GIVEN INSTRUCTION ▸ Pick out and copy every line below that has the word "screenshot".

+===+

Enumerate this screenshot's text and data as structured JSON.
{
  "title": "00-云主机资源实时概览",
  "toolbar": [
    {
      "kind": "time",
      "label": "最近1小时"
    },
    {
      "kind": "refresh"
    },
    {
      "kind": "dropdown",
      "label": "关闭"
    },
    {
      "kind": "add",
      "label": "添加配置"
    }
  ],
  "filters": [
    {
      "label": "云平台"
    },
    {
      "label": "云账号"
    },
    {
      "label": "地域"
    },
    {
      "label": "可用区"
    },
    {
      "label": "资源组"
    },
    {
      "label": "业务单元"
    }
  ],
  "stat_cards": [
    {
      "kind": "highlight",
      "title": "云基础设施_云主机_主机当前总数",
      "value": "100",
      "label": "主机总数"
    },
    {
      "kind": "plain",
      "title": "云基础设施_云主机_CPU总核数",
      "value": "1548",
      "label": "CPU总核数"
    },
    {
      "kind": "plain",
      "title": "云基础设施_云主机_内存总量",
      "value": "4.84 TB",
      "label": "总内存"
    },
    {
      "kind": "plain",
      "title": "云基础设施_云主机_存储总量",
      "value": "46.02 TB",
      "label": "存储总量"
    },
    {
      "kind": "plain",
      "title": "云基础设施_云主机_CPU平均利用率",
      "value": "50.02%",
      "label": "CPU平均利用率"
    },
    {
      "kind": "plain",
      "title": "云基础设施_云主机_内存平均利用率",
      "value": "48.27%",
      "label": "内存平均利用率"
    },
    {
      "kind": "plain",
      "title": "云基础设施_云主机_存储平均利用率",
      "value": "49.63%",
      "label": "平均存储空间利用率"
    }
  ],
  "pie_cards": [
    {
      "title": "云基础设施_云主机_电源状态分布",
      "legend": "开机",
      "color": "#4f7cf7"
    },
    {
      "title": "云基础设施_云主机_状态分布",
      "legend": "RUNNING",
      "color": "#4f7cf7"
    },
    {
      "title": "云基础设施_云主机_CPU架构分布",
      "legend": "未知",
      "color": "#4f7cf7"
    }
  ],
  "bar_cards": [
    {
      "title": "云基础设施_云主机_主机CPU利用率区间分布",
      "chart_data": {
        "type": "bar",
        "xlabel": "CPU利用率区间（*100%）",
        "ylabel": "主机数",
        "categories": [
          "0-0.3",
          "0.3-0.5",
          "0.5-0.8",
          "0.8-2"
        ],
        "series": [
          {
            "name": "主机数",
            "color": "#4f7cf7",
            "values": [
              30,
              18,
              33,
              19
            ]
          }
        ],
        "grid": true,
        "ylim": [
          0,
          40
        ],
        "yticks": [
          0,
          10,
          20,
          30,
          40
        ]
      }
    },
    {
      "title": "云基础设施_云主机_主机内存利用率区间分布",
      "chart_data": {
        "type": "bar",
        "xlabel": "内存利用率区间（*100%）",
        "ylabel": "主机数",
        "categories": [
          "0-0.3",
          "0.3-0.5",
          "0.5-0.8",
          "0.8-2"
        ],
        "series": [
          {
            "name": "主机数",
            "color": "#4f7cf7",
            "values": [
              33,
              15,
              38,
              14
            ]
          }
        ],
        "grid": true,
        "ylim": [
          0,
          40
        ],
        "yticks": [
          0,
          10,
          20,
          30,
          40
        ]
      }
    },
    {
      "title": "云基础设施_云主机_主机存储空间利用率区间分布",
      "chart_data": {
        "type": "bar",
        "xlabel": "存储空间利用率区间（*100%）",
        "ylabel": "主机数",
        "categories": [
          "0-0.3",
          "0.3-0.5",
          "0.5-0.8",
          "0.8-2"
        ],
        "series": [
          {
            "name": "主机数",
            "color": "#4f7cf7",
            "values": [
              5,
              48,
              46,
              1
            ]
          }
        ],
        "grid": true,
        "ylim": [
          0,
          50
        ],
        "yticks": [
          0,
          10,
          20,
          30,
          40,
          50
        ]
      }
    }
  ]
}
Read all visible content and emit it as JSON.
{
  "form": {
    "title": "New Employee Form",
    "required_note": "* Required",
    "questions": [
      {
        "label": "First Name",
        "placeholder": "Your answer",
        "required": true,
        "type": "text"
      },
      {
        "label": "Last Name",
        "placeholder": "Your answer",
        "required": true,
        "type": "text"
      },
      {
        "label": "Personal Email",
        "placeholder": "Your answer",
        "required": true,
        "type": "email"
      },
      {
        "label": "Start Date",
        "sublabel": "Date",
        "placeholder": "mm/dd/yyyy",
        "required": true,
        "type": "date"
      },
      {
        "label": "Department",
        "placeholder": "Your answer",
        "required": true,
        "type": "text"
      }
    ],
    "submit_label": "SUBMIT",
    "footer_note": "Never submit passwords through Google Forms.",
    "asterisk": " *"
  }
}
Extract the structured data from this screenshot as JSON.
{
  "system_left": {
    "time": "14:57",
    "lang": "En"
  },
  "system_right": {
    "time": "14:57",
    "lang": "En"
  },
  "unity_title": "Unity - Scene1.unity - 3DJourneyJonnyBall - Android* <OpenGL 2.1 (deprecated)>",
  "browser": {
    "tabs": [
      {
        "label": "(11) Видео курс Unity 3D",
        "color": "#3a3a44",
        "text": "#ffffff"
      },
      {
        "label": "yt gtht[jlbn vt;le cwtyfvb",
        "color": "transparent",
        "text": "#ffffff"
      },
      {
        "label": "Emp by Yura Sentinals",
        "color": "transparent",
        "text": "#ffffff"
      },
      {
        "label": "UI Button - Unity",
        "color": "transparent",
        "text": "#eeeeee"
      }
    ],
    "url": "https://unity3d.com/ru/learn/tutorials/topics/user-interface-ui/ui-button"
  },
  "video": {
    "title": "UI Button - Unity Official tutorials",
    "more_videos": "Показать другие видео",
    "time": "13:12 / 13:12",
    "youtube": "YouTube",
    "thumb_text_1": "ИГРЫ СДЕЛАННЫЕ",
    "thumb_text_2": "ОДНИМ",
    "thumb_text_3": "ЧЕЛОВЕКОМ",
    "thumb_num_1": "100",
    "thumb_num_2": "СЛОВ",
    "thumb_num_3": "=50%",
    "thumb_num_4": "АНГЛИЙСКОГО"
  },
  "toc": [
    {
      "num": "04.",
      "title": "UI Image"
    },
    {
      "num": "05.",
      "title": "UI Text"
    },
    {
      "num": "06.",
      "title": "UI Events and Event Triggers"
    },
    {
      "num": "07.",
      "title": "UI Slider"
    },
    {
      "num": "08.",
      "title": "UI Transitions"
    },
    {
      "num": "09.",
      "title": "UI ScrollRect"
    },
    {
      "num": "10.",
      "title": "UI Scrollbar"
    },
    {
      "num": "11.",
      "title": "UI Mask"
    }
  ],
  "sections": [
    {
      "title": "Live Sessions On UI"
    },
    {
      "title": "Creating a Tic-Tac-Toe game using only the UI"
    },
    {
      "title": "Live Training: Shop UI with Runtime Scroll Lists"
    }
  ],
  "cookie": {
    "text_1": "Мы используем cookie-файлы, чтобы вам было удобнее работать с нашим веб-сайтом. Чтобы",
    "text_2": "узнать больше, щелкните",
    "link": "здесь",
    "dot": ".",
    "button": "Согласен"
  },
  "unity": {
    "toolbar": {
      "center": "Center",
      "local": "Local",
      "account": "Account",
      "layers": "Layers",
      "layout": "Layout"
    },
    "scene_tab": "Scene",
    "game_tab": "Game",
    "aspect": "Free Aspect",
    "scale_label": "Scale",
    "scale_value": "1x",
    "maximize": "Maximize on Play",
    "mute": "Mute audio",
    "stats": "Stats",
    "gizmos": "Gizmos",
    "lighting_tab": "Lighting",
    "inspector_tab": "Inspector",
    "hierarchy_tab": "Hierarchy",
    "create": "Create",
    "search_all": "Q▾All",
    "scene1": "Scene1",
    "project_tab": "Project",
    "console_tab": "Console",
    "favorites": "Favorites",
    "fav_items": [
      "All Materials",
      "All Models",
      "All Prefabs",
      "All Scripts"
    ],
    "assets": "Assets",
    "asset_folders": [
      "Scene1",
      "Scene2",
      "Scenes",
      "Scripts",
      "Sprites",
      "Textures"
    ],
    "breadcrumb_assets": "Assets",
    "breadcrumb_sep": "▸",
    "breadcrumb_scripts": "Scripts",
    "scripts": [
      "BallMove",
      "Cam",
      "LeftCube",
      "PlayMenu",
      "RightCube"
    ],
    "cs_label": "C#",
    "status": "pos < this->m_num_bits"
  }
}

+===+

WORKED ANSWER ▸
Enumerate this screenshot's text and data as structured JSON.
Extract the structured data from this screenshot as JSON.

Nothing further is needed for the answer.